[Dataset records]
start

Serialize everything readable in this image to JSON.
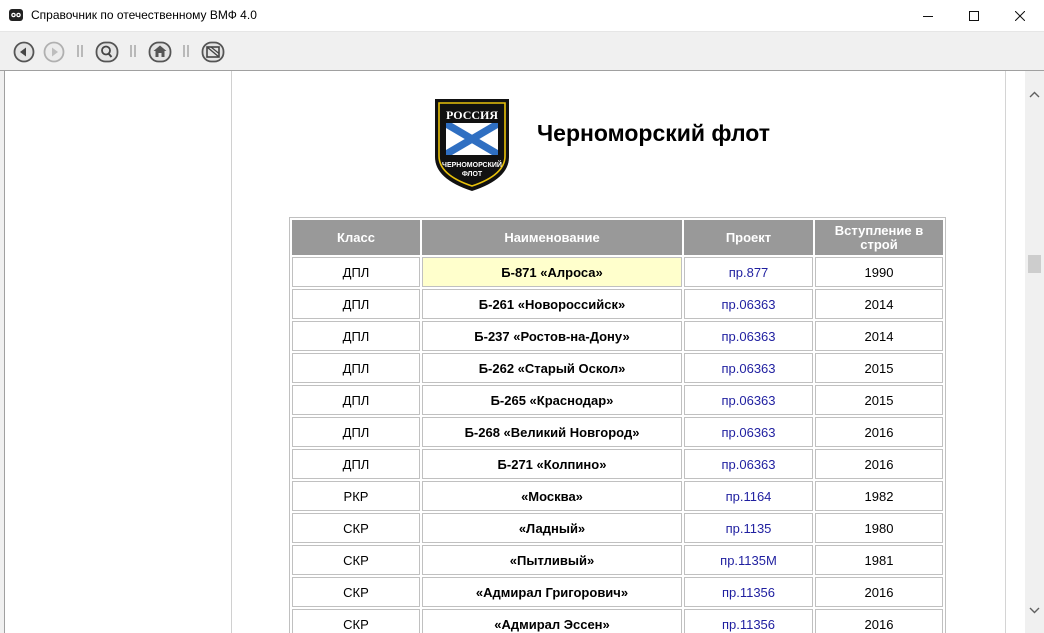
{
  "window": {
    "title": "Справочник по отечественному ВМФ 4.0"
  },
  "toolbar": {
    "buttons": [
      "back-icon",
      "forward-icon",
      "search-icon",
      "home-icon",
      "exit-icon"
    ]
  },
  "page": {
    "title": "Черноморский флот",
    "emblem_top": "РОССИЯ",
    "emblem_bottom_1": "ЧЕРНОМОРСКИЙ",
    "emblem_bottom_2": "ФЛОТ"
  },
  "table": {
    "headers": [
      "Класс",
      "Наименование",
      "Проект",
      "Вступление в строй"
    ],
    "rows": [
      {
        "class": "ДПЛ",
        "name": "Б-871 «Алроса»",
        "project": "пр.877",
        "year": "1990"
      },
      {
        "class": "ДПЛ",
        "name": "Б-261 «Новороссийск»",
        "project": "пр.06363",
        "year": "2014"
      },
      {
        "class": "ДПЛ",
        "name": "Б-237 «Ростов-на-Дону»",
        "project": "пр.06363",
        "year": "2014"
      },
      {
        "class": "ДПЛ",
        "name": "Б-262 «Старый Оскол»",
        "project": "пр.06363",
        "year": "2015"
      },
      {
        "class": "ДПЛ",
        "name": "Б-265 «Краснодар»",
        "project": "пр.06363",
        "year": "2015"
      },
      {
        "class": "ДПЛ",
        "name": "Б-268 «Великий Новгород»",
        "project": "пр.06363",
        "year": "2016"
      },
      {
        "class": "ДПЛ",
        "name": "Б-271 «Колпино»",
        "project": "пр.06363",
        "year": "2016"
      },
      {
        "class": "РКР",
        "name": "«Москва»",
        "project": "пр.1164",
        "year": "1982"
      },
      {
        "class": "СКР",
        "name": "«Ладный»",
        "project": "пр.1135",
        "year": "1980"
      },
      {
        "class": "СКР",
        "name": "«Пытливый»",
        "project": "пр.1135М",
        "year": "1981"
      },
      {
        "class": "СКР",
        "name": "«Адмирал Григорович»",
        "project": "пр.11356",
        "year": "2016"
      },
      {
        "class": "СКР",
        "name": "«Адмирал Эссен»",
        "project": "пр.11356",
        "year": "2016"
      }
    ]
  },
  "colors": {
    "header_bg": "#999999",
    "link": "#1f1fa0",
    "highlight": "#ffffcc"
  }
}
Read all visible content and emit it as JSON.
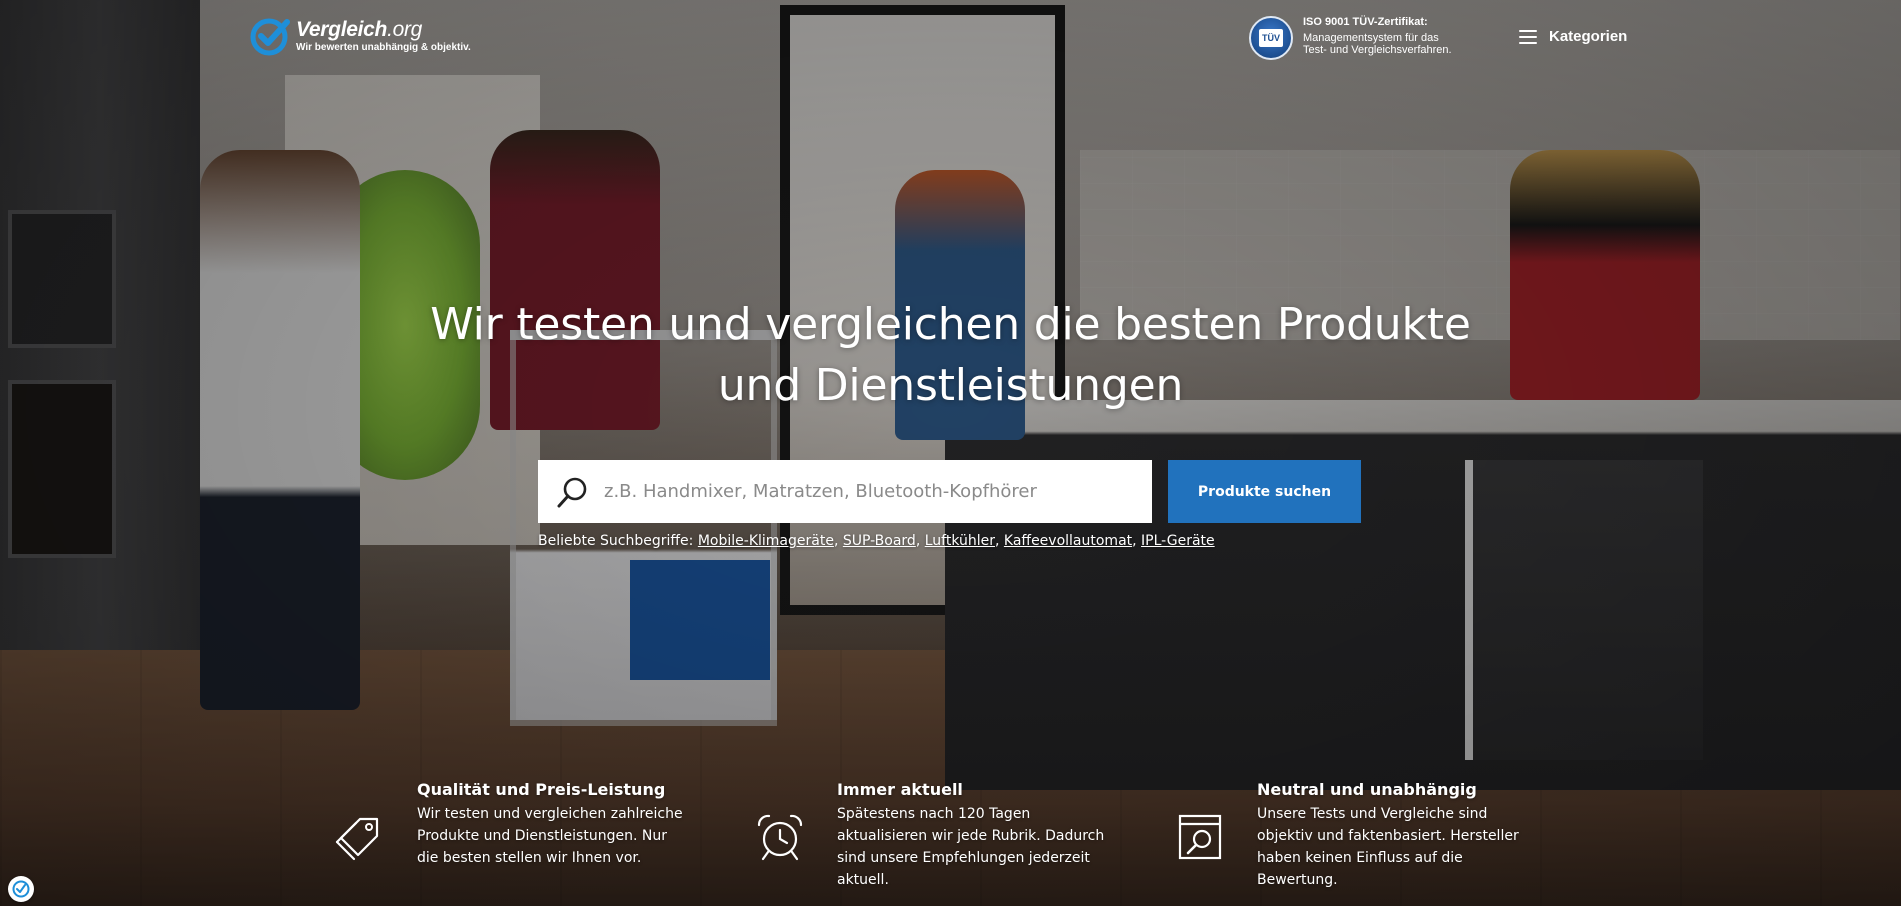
{
  "header": {
    "logo": {
      "brand": "Vergleich",
      "tld": ".org",
      "tagline": "Wir bewerten unabhängig & objektiv."
    },
    "certificate": {
      "badge_text": "TÜV",
      "title": "ISO 9001 TÜV-Zertifikat:",
      "line1": "Managementsystem für das",
      "line2": "Test- und Vergleichsverfahren."
    },
    "menu": {
      "label": "Kategorien"
    }
  },
  "hero": {
    "headline_line1": "Wir testen und vergleichen die besten Produkte",
    "headline_line2": "und Dienstleistungen"
  },
  "search": {
    "placeholder": "z.B. Handmixer, Matratzen, Bluetooth-Kopfhörer",
    "value": "",
    "button_label": "Produkte suchen",
    "popular_prefix": "Beliebte Suchbegriffe:",
    "popular_terms": [
      "Mobile-Klimageräte",
      "SUP-Board",
      "Luftkühler",
      "Kaffeevollautomat",
      "IPL-Geräte"
    ]
  },
  "features": [
    {
      "title": "Qualität und Preis-Leistung",
      "lines": [
        "Wir testen und vergleichen zahlreiche",
        "Produkte und Dienstleistungen. Nur",
        "die besten stellen wir Ihnen vor."
      ],
      "icon": "price-tag-icon"
    },
    {
      "title": "Immer aktuell",
      "lines": [
        "Spätestens nach 120 Tagen",
        "aktualisieren wir jede Rubrik. Dadurch",
        "sind unsere Empfehlungen jederzeit",
        "aktuell."
      ],
      "icon": "alarm-clock-icon"
    },
    {
      "title": "Neutral und unabhängig",
      "lines": [
        "Unsere Tests und Vergleiche sind",
        "objektiv und faktenbasiert. Hersteller",
        "haben keinen Einfluss auf die",
        "Bewertung."
      ],
      "icon": "magnifier-document-icon"
    }
  ],
  "colors": {
    "accent": "#2172bd",
    "logo_blue": "#1e8fd9",
    "text_on_hero": "#ffffff"
  }
}
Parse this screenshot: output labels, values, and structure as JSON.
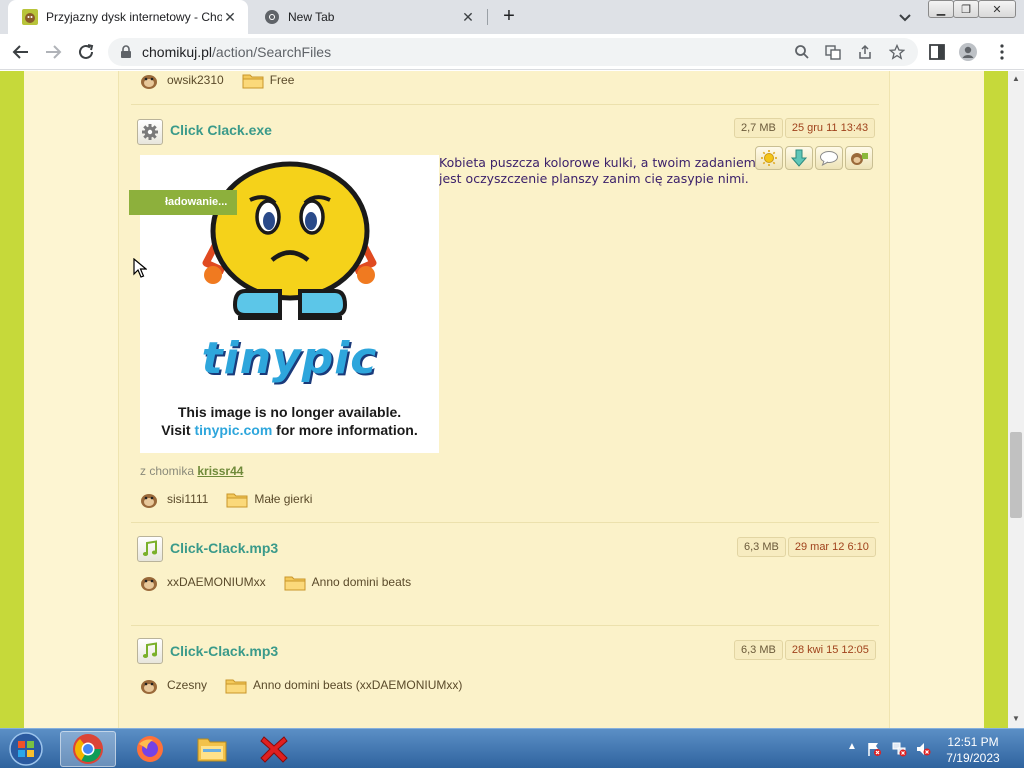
{
  "browser": {
    "tabs": [
      {
        "title": "Przyjazny dysk internetowy - Chomikuj.pl",
        "active": true
      },
      {
        "title": "New Tab",
        "active": false
      }
    ],
    "url_host": "chomikuj.pl",
    "url_path": "/action/SearchFiles"
  },
  "page": {
    "top_row": {
      "owner": "owsik2310",
      "folder": "Free"
    },
    "results": [
      {
        "name": "Click Clack.exe",
        "size": "2,7 MB",
        "date": "25 gru 11 13:43",
        "icon": "gear-icon",
        "description": "Kobieta puszcza kolorowe kulki, a twoim zadaniem jest oczyszczenie planszy zanim cię zasypie nimi.",
        "loading_label": "ładowanie...",
        "image_text_1": "This image is no longer available.",
        "image_text_2_a": "Visit ",
        "image_text_2_link": "tinypic.com",
        "image_text_2_b": " for more information.",
        "image_logo": "tinypic",
        "from_label": "z chomika",
        "from_user": "krissr44",
        "owner": "sisi1111",
        "folder": "Małe gierki"
      },
      {
        "name": "Click-Clack.mp3",
        "size": "6,3 MB",
        "date": "29 mar 12 6:10",
        "icon": "music-note-icon",
        "owner": "xxDAEMONIUMxx",
        "folder": "Anno domini beats"
      },
      {
        "name": "Click-Clack.mp3",
        "size": "6,3 MB",
        "date": "28 kwi 15 12:05",
        "icon": "music-note-icon",
        "owner": "Czesny",
        "folder": "Anno domini beats (xxDAEMONIUMxx)"
      }
    ]
  },
  "taskbar": {
    "time": "12:51 PM",
    "date": "7/19/2023"
  },
  "colors": {
    "accent_green": "#c8dc3c",
    "file_link": "#3a9a8a",
    "date_text": "#a0421c",
    "content_bg": "#fbf2c9"
  }
}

end

Your task |
Omit pictures; set down the rest of the material word for word.

Response for this exercise |
Serialize everything readable in this image to JSON.
{
  "window": {
    "title": "Справочник по отечественному ВМФ 4.0"
  },
  "toolbar": {
    "buttons": [
      "back-icon",
      "forward-icon",
      "search-icon",
      "home-icon",
      "exit-icon"
    ]
  },
  "page": {
    "title": "Черноморский флот",
    "emblem_top": "РОССИЯ",
    "emblem_bottom_1": "ЧЕРНОМОРСКИЙ",
    "emblem_bottom_2": "ФЛОТ"
  },
  "table": {
    "headers": [
      "Класс",
      "Наименование",
      "Проект",
      "Вступление в строй"
    ],
    "rows": [
      {
        "class": "ДПЛ",
        "name": "Б-871 «Алроса»",
        "project": "пр.877",
        "year": "1990"
      },
      {
        "class": "ДПЛ",
        "name": "Б-261 «Новороссийск»",
        "project": "пр.06363",
        "year": "2014"
      },
      {
        "class": "ДПЛ",
        "name": "Б-237 «Ростов-на-Дону»",
        "project": "пр.06363",
        "year": "2014"
      },
      {
        "class": "ДПЛ",
        "name": "Б-262 «Старый Оскол»",
        "project": "пр.06363",
        "year": "2015"
      },
      {
        "class": "ДПЛ",
        "name": "Б-265 «Краснодар»",
        "project": "пр.06363",
        "year": "2015"
      },
      {
        "class": "ДПЛ",
        "name": "Б-268 «Великий Новгород»",
        "project": "пр.06363",
        "year": "2016"
      },
      {
        "class": "ДПЛ",
        "name": "Б-271 «Колпино»",
        "project": "пр.06363",
        "year": "2016"
      },
      {
        "class": "РКР",
        "name": "«Москва»",
        "project": "пр.1164",
        "year": "1982"
      },
      {
        "class": "СКР",
        "name": "«Ладный»",
        "project": "пр.1135",
        "year": "1980"
      },
      {
        "class": "СКР",
        "name": "«Пытливый»",
        "project": "пр.1135М",
        "year": "1981"
      },
      {
        "class": "СКР",
        "name": "«Адмирал Григорович»",
        "project": "пр.11356",
        "year": "2016"
      },
      {
        "class": "СКР",
        "name": "«Адмирал Эссен»",
        "project": "пр.11356",
        "year": "2016"
      }
    ]
  },
  "colors": {
    "header_bg": "#999999",
    "link": "#1f1fa0",
    "highlight": "#ffffcc"
  }
}
Read all visible content and emit it as JSON.
{
  "header": {
    "logo": {
      "brand": "Vergleich",
      "tld": ".org",
      "tagline": "Wir bewerten unabhängig & objektiv."
    },
    "certificate": {
      "badge_text": "TÜV",
      "title": "ISO 9001 TÜV-Zertifikat:",
      "line1": "Managementsystem für das",
      "line2": "Test- und Vergleichsverfahren."
    },
    "menu": {
      "label": "Kategorien"
    }
  },
  "hero": {
    "headline_line1": "Wir testen und vergleichen die besten Produkte",
    "headline_line2": "und Dienstleistungen"
  },
  "search": {
    "placeholder": "z.B. Handmixer, Matratzen, Bluetooth-Kopfhörer",
    "value": "",
    "button_label": "Produkte suchen",
    "popular_prefix": "Beliebte Suchbegriffe:",
    "popular_terms": [
      "Mobile-Klimageräte",
      "SUP-Board",
      "Luftkühler",
      "Kaffeevollautomat",
      "IPL-Geräte"
    ]
  },
  "features": [
    {
      "title": "Qualität und Preis-Leistung",
      "lines": [
        "Wir testen und vergleichen zahlreiche",
        "Produkte und Dienstleistungen. Nur",
        "die besten stellen wir Ihnen vor."
      ],
      "icon": "price-tag-icon"
    },
    {
      "title": "Immer aktuell",
      "lines": [
        "Spätestens nach 120 Tagen",
        "aktualisieren wir jede Rubrik. Dadurch",
        "sind unsere Empfehlungen jederzeit",
        "aktuell."
      ],
      "icon": "alarm-clock-icon"
    },
    {
      "title": "Neutral und unabhängig",
      "lines": [
        "Unsere Tests und Vergleiche sind",
        "objektiv und faktenbasiert. Hersteller",
        "haben keinen Einfluss auf die",
        "Bewertung."
      ],
      "icon": "magnifier-document-icon"
    }
  ],
  "colors": {
    "accent": "#2172bd",
    "logo_blue": "#1e8fd9",
    "text_on_hero": "#ffffff"
  }
}
Parse this screenshot: output labels, values, and structure as JSON.
{
  "browser": {
    "tabs": [
      {
        "title": "Przyjazny dysk internetowy - Chomikuj.pl",
        "active": true
      },
      {
        "title": "New Tab",
        "active": false
      }
    ],
    "url_host": "chomikuj.pl",
    "url_path": "/action/SearchFiles"
  },
  "page": {
    "top_row": {
      "owner": "owsik2310",
      "folder": "Free"
    },
    "results": [
      {
        "name": "Click Clack.exe",
        "size": "2,7 MB",
        "date": "25 gru 11 13:43",
        "icon": "gear-icon",
        "description": "Kobieta puszcza kolorowe kulki, a twoim zadaniem jest oczyszczenie planszy zanim cię zasypie nimi.",
        "loading_label": "ładowanie...",
        "image_text_1": "This image is no longer available.",
        "image_text_2_a": "Visit ",
        "image_text_2_link": "tinypic.com",
        "image_text_2_b": " for more information.",
        "image_logo": "tinypic",
        "from_label": "z chomika",
        "from_user": "krissr44",
        "owner": "sisi1111",
        "folder": "Małe gierki"
      },
      {
        "name": "Click-Clack.mp3",
        "size": "6,3 MB",
        "date": "29 mar 12 6:10",
        "icon": "music-note-icon",
        "owner": "xxDAEMONIUMxx",
        "folder": "Anno domini beats"
      },
      {
        "name": "Click-Clack.mp3",
        "size": "6,3 MB",
        "date": "28 kwi 15 12:05",
        "icon": "music-note-icon",
        "owner": "Czesny",
        "folder": "Anno domini beats (xxDAEMONIUMxx)"
      }
    ]
  },
  "taskbar": {
    "time": "12:51 PM",
    "date": "7/19/2023"
  },
  "colors": {
    "accent_green": "#c8dc3c",
    "file_link": "#3a9a8a",
    "date_text": "#a0421c",
    "content_bg": "#fbf2c9"
  }
}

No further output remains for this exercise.